**** Trecho do documento ****

[Espanha] Afeganistão: o fracasso da “guerra contra o terrorismo” que iria impor valores ocidentais e libertar a região

Antes da Al-Qaeda derrubar as Torres Gêmeas em Nova York em 11 de setembro de 2001, George Bush já havia se cercado das principais figuras do chamado movimento neoconservador ou neocon, como Paul Wolfowitz, Dick Cheney e Donald Rumsfeld, e seus planos já incluíam a invasão do Iraque e a expansão dos EUA no Oriente Médio. O 11 de setembro foi a justificação perfeita para entrar na região, mas era muito cedo para enfrentar o regime de Saddam Hussein. Quando foi descoberto que muitos membros da Al-Qaeda estavam escondidos nas montanhas do Afeganistão, os EUA não hesitaram em invadir o país em outubro de 2001. Ele chamou a operação de Enduring Freedom (Liberdade Permanente).

Dois anos mais tarde, fez o mesmo com o Iraque. Mas depois de gastar bilhões de dólares, criando governos extraordinariamente corruptos e desestabilizando o Oriente Médio, os EUA perceberam que haviam se metido em duas guerras eternas que não podiam ganhar nem perder. Por esta razão, há alguns anos, optou por se retirar gradualmente destes dois países e assistir à distância, pois tudo em que tocava era destruído. Em agosto de 2021, as tropas da OTAN se retiraram do Afeganistão. Eles estão programados para deixar o Iraque no final deste ano.

A guerra contra o terrorismo e os ataques preventivos

O fato de que os perpetradores dos ataques de 11 de setembro foram sauditas, ou que a Al Qaeda foi fundada em uma potência nuclear como o Paquistão – de fato, Osama bin Laden foi descoberto e executado lá em 2011 – não foi de nenhuma consequência para esses países. O gigante americano exigiu sua vingança indo atrás da nação mais fraca: um país rural, subdesenvolvido, com uma baixa densidade populacional. Foi necessário pouco esforço para que os EUA e seus aliados da OTAN derrubassem o governo Talibã, assumissem o controle da região e bombardeassem incessantemente as montanhas onde Bin Laden supostamente estava escondido.

**** Dados fornecidos ****

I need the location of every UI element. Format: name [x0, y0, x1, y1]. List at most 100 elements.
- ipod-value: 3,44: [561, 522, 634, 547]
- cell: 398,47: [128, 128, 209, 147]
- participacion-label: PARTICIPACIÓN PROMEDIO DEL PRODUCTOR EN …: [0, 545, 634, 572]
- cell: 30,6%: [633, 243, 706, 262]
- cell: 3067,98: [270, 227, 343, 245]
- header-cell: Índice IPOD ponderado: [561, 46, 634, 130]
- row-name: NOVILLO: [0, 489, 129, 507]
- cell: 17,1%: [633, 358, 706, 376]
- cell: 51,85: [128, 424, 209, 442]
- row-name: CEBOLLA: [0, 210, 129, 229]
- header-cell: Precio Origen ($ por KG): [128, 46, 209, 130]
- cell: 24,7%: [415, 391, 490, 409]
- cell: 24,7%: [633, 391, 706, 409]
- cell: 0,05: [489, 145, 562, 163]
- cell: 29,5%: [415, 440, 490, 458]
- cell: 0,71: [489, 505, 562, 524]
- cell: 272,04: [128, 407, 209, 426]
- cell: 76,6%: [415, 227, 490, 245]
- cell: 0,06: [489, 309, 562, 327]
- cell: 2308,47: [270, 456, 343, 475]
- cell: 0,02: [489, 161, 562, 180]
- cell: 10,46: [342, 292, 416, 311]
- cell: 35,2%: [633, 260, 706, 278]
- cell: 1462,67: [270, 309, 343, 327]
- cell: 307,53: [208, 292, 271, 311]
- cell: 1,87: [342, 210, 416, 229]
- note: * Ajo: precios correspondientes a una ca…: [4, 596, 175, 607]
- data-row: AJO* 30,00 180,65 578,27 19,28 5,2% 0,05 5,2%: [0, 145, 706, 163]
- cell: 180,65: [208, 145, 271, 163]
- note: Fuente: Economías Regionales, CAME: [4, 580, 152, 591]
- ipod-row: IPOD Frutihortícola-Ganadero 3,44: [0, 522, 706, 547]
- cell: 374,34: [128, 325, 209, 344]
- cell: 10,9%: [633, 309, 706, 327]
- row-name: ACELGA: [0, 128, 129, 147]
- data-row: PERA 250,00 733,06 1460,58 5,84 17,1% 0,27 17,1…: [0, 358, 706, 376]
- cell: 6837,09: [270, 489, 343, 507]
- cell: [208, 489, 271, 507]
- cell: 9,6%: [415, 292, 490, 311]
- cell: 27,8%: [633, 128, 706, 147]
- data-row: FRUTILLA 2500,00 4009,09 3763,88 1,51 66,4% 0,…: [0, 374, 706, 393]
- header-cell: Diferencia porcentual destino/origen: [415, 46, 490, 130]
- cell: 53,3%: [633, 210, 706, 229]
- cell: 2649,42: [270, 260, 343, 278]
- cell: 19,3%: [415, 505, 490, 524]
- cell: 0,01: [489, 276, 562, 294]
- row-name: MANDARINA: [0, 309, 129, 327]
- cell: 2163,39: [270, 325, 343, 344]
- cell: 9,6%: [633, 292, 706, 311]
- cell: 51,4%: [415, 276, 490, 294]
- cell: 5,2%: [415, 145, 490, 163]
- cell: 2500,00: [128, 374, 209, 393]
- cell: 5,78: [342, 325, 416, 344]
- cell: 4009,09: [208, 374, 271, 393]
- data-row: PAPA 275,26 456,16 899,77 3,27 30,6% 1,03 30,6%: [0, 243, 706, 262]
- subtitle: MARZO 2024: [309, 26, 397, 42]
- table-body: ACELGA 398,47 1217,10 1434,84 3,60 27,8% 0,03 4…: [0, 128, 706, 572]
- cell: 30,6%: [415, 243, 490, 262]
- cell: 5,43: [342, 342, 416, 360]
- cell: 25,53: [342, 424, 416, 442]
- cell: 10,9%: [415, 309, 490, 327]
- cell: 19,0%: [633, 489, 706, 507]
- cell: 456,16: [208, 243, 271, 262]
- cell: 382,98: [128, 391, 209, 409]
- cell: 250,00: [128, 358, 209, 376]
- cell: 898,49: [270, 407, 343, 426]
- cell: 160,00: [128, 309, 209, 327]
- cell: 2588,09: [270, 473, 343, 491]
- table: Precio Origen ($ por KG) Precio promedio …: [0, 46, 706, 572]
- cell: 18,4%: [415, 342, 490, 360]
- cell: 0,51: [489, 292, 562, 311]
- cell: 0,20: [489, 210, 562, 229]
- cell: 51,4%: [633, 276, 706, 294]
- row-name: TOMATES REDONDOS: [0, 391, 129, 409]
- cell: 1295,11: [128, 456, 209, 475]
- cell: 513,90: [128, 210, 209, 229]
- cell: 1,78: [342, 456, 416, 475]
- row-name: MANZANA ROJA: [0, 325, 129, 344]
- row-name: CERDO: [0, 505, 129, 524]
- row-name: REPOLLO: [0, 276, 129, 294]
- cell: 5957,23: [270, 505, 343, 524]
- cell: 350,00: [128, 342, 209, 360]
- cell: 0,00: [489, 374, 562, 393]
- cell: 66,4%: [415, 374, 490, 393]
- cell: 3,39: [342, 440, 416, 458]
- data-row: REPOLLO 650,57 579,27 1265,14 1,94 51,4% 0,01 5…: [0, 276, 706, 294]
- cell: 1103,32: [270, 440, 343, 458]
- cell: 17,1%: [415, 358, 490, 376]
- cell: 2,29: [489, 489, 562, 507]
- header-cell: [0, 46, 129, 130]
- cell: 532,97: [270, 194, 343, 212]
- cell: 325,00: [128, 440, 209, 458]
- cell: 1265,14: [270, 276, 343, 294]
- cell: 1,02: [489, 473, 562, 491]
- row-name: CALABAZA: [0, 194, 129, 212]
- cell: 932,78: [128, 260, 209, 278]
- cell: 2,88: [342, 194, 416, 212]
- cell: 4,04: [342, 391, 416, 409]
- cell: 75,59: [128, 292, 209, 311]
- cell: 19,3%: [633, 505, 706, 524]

****

- A fazer -
1. Reescreva como uma lista JSON de strings as linhas dos dados fornecidos, desde a primeira até a que contém "- cell: 30,6%: [633, 243, 706, 262]", ambas incluídas. Use uma string por linha e omita as linhas em branco.
2. Dê continuidade ao texto sobre a guerra no Afeganistão a partir da última frase apresentada.

- Respostas das tarefas -
1.
[
  "I need the location of every UI element. Format: name [x0, y0, x1, y1]. List at most 100 elements.",
  "- ipod-value: 3,44: [561, 522, 634, 547]",
  "- cell: 398,47: [128, 128, 209, 147]",
  "- participacion-label: PARTICIPACIÓN PROMEDIO DEL PRODUCTOR EN …: [0, 545, 634, 572]",
  "- cell: 30,6%: [633, 243, 706, 262]"
]

2.
A guerra no Afeganistão marcou o início da chamada Doutrina Bush: uma política de guerra preventiva, justificada como a “luta contra o terrorismo internacional”, que defendia que, após a Guerra Fria, os EUA eram a única superpotência no mundo e, como tal, podem policiar o mundo. Consequentemente, ela tem o poder, e até mesmo a obrigação moral, de derrubar regimes estrangeiros que representam uma suposta ameaça (mesmo que não iminente) à segurança de seus interesses e de garantir que nenhum outro poder possa jamais emergir para rivalizar com seus próprios interesses, como a URSS foi outrora. Tudo isso sob o pretexto de espalhar a democracia ocidental pelo planeta, e assim a Pax Americana ou paz mundial governada pelas relações econômicas capitalistas, consolidando o nacionalismo americano em um mundo cada vez mais globalizado. É, em resumo, uma atualização do Plano Condor para o século XXI. Em outra época teria sido chamado de imperialismo, colonialismo e até mesmo fascismo.

No caso específico do Afeganistão, não apenas a luta contra o terrorismo foi usada como justificativa, mas também a libertação das mulheres, subjugadas pelo cruel Talibã [1]. O fato de que os Talibãs estavam em uma posição de poder porque haviam sido financiados e treinados pelos EUA durante os anos 80 para travar uma guerra com a URSS foi negligenciado [2]. A narrativa tinha que ser que os EUA eram os campeões da liberdade no mundo e seu lugar no mundo era para nos salvar de qualquer opressor.

Por alguma razão, a invasão do Afeganistão em 2001 – que ocorreu um mês e uma semana após o 11 de setembro – não provocou um movimento internacional antiguerra semelhante ao que foi desencadeado pela invasão do Iraque em 2003. Milhões de pessoas saíram para protestar contra a guerra do Iraque, cantando “Não à Guerra”, mas havia pouca resistência nas ruas contra a guerra do Afeganistão. Líderes progressistas do governo, como o então Primeiro Ministro Zapatero, que se recusou a participar da impopular guerra do Iraque, compensaram o primo norte-americano com o aumento das tropas no Afeganistão. E eles não foram criticados por isso.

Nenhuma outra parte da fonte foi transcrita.